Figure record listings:
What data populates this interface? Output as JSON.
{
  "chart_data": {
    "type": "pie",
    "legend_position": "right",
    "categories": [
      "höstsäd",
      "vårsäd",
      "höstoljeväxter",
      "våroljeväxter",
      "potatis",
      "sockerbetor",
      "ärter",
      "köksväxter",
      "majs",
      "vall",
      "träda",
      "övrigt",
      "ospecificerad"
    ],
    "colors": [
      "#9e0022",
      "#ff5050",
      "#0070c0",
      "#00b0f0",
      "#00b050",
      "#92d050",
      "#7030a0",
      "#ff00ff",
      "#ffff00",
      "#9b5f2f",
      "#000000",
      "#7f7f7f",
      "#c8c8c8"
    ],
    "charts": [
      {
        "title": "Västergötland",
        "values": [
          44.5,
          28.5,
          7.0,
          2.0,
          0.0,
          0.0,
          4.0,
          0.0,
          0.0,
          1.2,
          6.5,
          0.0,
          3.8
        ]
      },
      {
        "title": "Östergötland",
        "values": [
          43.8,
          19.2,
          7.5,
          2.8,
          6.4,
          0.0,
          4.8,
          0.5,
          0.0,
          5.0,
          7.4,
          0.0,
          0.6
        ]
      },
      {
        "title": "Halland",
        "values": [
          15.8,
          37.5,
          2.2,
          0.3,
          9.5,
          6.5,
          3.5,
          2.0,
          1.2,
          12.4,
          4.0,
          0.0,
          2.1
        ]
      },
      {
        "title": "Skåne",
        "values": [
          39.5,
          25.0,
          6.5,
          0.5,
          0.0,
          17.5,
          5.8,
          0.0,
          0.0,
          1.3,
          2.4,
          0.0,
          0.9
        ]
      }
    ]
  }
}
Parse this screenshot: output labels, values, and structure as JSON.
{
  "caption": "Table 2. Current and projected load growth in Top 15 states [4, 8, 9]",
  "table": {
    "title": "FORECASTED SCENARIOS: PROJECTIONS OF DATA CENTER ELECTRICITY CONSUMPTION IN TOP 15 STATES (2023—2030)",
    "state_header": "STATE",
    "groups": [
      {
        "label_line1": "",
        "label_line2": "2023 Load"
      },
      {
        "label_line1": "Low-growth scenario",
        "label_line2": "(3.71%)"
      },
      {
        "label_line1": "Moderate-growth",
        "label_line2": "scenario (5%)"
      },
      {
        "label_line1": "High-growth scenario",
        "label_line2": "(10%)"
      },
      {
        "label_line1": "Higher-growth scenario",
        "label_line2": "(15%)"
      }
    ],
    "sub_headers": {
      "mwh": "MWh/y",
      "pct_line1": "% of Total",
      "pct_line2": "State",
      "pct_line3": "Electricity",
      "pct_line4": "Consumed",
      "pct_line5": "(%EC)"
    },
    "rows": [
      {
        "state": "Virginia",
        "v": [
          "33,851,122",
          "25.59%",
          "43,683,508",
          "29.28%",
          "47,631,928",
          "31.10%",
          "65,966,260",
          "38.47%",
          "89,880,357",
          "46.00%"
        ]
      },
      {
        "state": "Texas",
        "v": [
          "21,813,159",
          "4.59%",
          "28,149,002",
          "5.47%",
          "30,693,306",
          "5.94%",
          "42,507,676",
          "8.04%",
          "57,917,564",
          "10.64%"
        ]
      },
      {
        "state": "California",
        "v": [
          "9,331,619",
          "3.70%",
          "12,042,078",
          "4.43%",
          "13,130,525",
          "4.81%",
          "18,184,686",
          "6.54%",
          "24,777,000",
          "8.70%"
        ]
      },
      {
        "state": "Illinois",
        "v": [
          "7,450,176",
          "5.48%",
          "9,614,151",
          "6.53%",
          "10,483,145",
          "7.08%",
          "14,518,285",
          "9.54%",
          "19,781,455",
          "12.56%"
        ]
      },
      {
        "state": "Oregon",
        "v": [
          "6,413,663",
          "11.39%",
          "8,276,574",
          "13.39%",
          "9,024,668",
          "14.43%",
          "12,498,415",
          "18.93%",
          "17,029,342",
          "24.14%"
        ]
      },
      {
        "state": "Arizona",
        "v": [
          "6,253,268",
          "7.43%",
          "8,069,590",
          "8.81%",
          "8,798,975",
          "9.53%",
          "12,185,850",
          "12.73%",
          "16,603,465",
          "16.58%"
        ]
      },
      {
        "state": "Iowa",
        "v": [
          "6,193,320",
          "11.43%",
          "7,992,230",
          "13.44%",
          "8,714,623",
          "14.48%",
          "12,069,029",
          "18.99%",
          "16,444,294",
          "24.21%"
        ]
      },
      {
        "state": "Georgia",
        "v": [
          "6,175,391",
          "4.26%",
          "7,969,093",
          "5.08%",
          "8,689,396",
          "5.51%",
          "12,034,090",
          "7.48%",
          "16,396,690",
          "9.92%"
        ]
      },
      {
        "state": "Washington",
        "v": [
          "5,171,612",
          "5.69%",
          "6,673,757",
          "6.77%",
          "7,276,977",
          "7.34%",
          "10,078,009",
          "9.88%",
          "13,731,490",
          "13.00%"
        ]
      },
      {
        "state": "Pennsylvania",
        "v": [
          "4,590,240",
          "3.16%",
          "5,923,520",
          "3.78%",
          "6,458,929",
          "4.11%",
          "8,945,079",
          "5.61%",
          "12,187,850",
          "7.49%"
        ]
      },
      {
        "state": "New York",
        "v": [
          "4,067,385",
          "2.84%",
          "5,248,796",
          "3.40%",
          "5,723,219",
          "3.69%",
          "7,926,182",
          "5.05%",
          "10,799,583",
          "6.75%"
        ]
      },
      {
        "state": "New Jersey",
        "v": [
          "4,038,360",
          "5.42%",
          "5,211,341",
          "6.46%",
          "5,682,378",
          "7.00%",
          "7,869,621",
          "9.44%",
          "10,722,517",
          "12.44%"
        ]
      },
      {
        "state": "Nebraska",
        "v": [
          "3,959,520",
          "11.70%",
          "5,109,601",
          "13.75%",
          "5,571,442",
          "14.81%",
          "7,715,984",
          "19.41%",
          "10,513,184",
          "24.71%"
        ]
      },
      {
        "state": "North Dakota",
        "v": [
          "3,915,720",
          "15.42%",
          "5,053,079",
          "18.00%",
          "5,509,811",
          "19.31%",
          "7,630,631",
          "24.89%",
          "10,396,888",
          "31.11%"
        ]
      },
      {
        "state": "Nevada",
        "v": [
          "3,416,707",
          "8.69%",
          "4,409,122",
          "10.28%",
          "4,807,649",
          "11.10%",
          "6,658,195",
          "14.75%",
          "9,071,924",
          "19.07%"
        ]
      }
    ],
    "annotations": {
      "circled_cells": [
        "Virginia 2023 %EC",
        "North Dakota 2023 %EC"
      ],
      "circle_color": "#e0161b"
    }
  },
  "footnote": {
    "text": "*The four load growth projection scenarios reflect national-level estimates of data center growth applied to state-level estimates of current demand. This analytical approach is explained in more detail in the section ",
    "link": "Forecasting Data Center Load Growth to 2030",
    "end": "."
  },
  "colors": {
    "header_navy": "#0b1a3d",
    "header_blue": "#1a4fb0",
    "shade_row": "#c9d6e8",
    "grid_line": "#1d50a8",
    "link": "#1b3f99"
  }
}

• _STATED EXERCISE_
Report every line containing the word "link" from the listing above.

• _RESPONSE_
    "link": "Forecasting Data Center Load Growth to 2030",
    "link": "#1b3f99"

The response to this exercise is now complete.